> _Task details_: Pictures are not part of the copy; repeat everything else in the records exactly.

[start]

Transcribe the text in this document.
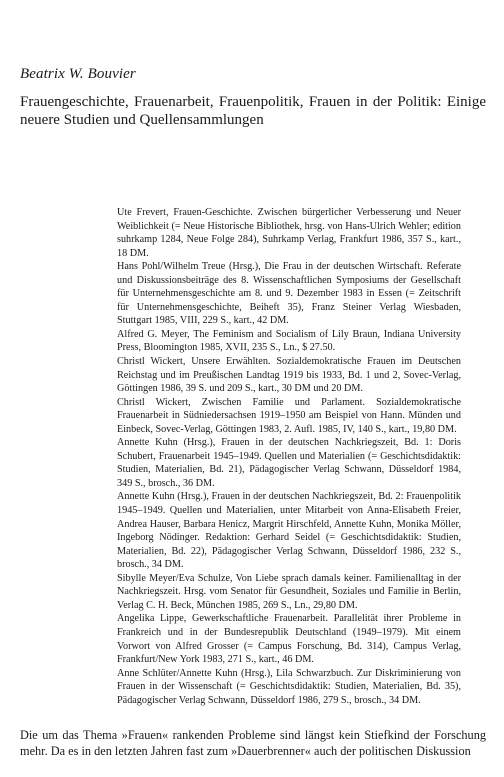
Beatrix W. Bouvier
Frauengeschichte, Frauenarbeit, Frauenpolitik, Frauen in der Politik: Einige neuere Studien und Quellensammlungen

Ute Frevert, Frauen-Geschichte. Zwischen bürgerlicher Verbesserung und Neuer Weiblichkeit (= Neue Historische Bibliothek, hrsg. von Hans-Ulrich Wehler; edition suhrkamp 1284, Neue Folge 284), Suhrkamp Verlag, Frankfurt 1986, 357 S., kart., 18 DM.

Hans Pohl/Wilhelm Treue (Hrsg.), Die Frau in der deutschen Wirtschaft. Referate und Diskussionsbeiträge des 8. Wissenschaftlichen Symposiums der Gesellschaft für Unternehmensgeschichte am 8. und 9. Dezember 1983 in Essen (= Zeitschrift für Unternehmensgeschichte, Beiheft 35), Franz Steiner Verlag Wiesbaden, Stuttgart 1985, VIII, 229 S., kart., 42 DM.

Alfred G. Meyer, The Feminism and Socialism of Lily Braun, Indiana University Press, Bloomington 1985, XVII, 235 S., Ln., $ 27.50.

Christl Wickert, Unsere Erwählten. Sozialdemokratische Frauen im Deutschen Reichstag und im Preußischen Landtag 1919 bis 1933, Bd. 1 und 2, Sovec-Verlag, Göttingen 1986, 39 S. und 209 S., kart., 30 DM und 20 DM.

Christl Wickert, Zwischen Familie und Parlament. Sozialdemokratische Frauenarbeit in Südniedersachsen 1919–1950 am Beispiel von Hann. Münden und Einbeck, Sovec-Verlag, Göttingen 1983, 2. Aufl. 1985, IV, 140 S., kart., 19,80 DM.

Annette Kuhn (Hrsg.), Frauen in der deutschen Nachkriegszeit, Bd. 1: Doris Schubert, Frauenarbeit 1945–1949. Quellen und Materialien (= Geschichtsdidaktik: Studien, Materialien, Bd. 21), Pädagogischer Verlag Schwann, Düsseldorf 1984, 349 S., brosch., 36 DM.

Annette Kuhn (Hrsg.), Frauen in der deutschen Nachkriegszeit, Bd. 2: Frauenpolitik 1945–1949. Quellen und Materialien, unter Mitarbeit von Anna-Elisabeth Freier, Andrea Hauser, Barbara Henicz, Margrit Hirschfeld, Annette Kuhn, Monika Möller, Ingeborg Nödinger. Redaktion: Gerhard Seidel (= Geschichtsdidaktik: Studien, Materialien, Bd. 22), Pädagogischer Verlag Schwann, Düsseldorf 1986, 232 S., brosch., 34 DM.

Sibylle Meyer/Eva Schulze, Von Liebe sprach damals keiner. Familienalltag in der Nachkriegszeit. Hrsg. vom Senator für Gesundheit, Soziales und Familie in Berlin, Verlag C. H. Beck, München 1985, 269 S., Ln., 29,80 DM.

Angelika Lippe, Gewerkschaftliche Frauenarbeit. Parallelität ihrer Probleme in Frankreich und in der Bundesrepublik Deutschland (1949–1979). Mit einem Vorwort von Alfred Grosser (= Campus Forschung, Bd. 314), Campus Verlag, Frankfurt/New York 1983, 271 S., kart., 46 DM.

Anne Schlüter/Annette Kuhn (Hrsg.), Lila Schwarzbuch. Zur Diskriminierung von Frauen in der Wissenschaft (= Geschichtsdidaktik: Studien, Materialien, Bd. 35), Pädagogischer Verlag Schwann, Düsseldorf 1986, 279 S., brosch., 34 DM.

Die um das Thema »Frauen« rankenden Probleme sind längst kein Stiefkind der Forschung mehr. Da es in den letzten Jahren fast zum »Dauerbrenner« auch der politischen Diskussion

[end]

> _Output of the exercise_:
Transcribe the text in this document.
Beatrix W. Bouvier
Frauengeschichte, Frauenarbeit, Frauenpolitik, Frauen in der Politik: Einige neuere Studien und Quellensammlungen

Ute Frevert, Frauen-Geschichte. Zwischen bürgerlicher Verbesserung und Neuer Weiblichkeit (= Neue Historische Bibliothek, hrsg. von Hans-Ulrich Wehler; edition suhrkamp 1284, Neue Folge 284), Suhrkamp Verlag, Frankfurt 1986, 357 S., kart., 18 DM.

Hans Pohl/Wilhelm Treue (Hrsg.), Die Frau in der deutschen Wirtschaft. Referate und Diskussionsbeiträge des 8. Wissenschaftlichen Symposiums der Gesellschaft für Unternehmensgeschichte am 8. und 9. Dezember 1983 in Essen (= Zeitschrift für Unternehmensgeschichte, Beiheft 35), Franz Steiner Verlag Wiesbaden, Stuttgart 1985, VIII, 229 S., kart., 42 DM.

Alfred G. Meyer, The Feminism and Socialism of Lily Braun, Indiana University Press, Bloomington 1985, XVII, 235 S., Ln., $ 27.50.

Christl Wickert, Unsere Erwählten. Sozialdemokratische Frauen im Deutschen Reichstag und im Preußischen Landtag 1919 bis 1933, Bd. 1 und 2, Sovec-Verlag, Göttingen 1986, 39 S. und 209 S., kart., 30 DM und 20 DM.

Christl Wickert, Zwischen Familie und Parlament. Sozialdemokratische Frauenarbeit in Südniedersachsen 1919–1950 am Beispiel von Hann. Münden und Einbeck, Sovec-Verlag, Göttingen 1983, 2. Aufl. 1985, IV, 140 S., kart., 19,80 DM.

Annette Kuhn (Hrsg.), Frauen in der deutschen Nachkriegszeit, Bd. 1: Doris Schubert, Frauenarbeit 1945–1949. Quellen und Materialien (= Geschichtsdidaktik: Studien, Materialien, Bd. 21), Pädagogischer Verlag Schwann, Düsseldorf 1984, 349 S., brosch., 36 DM.

Annette Kuhn (Hrsg.), Frauen in der deutschen Nachkriegszeit, Bd. 2: Frauenpolitik 1945–1949. Quellen und Materialien, unter Mitarbeit von Anna-Elisabeth Freier, Andrea Hauser, Barbara Henicz, Margrit Hirschfeld, Annette Kuhn, Monika Möller, Ingeborg Nödinger. Redaktion: Gerhard Seidel (= Geschichtsdidaktik: Studien, Materialien, Bd. 22), Pädagogischer Verlag Schwann, Düsseldorf 1986, 232 S., brosch., 34 DM.

Sibylle Meyer/Eva Schulze, Von Liebe sprach damals keiner. Familienalltag in der Nachkriegszeit. Hrsg. vom Senator für Gesundheit, Soziales und Familie in Berlin, Verlag C. H. Beck, München 1985, 269 S., Ln., 29,80 DM.

Angelika Lippe, Gewerkschaftliche Frauenarbeit. Parallelität ihrer Probleme in Frankreich und in der Bundesrepublik Deutschland (1949–1979). Mit einem Vorwort von Alfred Grosser (= Campus Forschung, Bd. 314), Campus Verlag, Frankfurt/New York 1983, 271 S., kart., 46 DM.

Anne Schlüter/Annette Kuhn (Hrsg.), Lila Schwarzbuch. Zur Diskriminierung von Frauen in der Wissenschaft (= Geschichtsdidaktik: Studien, Materialien, Bd. 35), Pädagogischer Verlag Schwann, Düsseldorf 1986, 279 S., brosch., 34 DM.

Die um das Thema »Frauen« rankenden Probleme sind längst kein Stiefkind der Forschung mehr. Da es in den letzten Jahren fast zum »Dauerbrenner« auch der politischen Diskussion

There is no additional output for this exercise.